Written task: Print all entries word for word.

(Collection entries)
[Start]

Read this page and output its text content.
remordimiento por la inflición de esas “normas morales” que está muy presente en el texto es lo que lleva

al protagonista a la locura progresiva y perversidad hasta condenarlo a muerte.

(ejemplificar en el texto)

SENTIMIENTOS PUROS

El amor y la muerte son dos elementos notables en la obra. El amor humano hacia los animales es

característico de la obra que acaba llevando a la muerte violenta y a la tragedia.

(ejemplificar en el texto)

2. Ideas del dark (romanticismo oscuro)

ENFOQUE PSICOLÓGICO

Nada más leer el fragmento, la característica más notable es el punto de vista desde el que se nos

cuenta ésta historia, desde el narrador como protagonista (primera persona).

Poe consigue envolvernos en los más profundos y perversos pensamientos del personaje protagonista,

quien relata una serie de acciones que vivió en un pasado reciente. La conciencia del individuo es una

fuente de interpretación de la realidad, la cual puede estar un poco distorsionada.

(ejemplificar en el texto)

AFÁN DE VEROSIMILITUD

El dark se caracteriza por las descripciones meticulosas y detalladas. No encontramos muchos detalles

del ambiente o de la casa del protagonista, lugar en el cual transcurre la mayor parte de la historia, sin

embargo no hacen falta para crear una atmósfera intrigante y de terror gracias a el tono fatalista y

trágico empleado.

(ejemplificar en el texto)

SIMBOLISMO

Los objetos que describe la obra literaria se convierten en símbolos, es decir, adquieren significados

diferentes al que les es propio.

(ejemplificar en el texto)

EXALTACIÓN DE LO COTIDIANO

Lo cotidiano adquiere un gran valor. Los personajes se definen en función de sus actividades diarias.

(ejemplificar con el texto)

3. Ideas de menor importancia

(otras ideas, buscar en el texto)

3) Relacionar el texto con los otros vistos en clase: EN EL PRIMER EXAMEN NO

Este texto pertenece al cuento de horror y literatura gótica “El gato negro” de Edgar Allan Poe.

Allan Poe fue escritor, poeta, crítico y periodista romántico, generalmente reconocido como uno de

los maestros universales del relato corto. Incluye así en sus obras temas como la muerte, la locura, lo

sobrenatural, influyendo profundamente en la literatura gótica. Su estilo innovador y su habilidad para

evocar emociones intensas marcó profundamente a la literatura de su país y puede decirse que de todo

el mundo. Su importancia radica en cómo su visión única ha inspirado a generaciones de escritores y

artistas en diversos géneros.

[End]

Answer to this problem:
Read this page and output its text content.
remordimiento por la inflición de esas “normas morales” que está muy presente en el texto es lo que lleva

al protagonista a la locura progresiva y perversidad hasta condenarlo a muerte.

(ejemplificar en el texto)

SENTIMIENTOS PUROS

El amor y la muerte son dos elementos notables en la obra. El amor humano hacia los animales es

característico de la obra que acaba llevando a la muerte violenta y a la tragedia.

(ejemplificar en el texto)

2. Ideas del dark (romanticismo oscuro)

ENFOQUE PSICOLÓGICO

Nada más leer el fragmento, la característica más notable es el punto de vista desde el que se nos

cuenta ésta historia, desde el narrador como protagonista (primera persona).

Poe consigue envolvernos en los más profundos y perversos pensamientos del personaje protagonista,

quien relata una serie de acciones que vivió en un pasado reciente. La conciencia del individuo es una

fuente de interpretación de la realidad, la cual puede estar un poco distorsionada.

(ejemplificar en el texto)

AFÁN DE VEROSIMILITUD

El dark se caracteriza por las descripciones meticulosas y detalladas. No encontramos muchos detalles

del ambiente o de la casa del protagonista, lugar en el cual transcurre la mayor parte de la historia, sin

embargo no hacen falta para crear una atmósfera intrigante y de terror gracias a el tono fatalista y

trágico empleado.

(ejemplificar en el texto)

SIMBOLISMO

Los objetos que describe la obra literaria se convierten en símbolos, es decir, adquieren significados

diferentes al que les es propio.

(ejemplificar en el texto)

EXALTACIÓN DE LO COTIDIANO

Lo cotidiano adquiere un gran valor. Los personajes se definen en función de sus actividades diarias.

(ejemplificar con el texto)

3. Ideas de menor importancia

(otras ideas, buscar en el texto)

3) Relacionar el texto con los otros vistos en clase: EN EL PRIMER EXAMEN NO

Este texto pertenece al cuento de horror y literatura gótica “El gato negro” de Edgar Allan Poe.

Allan Poe fue escritor, poeta, crítico y periodista romántico, generalmente reconocido como uno de

los maestros universales del relato corto. Incluye así en sus obras temas como la muerte, la locura, lo

sobrenatural, influyendo profundamente en la literatura gótica. Su estilo innovador y su habilidad para

evocar emociones intensas marcó profundamente a la literatura de su país y puede decirse que de todo

el mundo. Su importancia radica en cómo su visión única ha inspirado a generaciones de escritores y

artistas en diversos géneros.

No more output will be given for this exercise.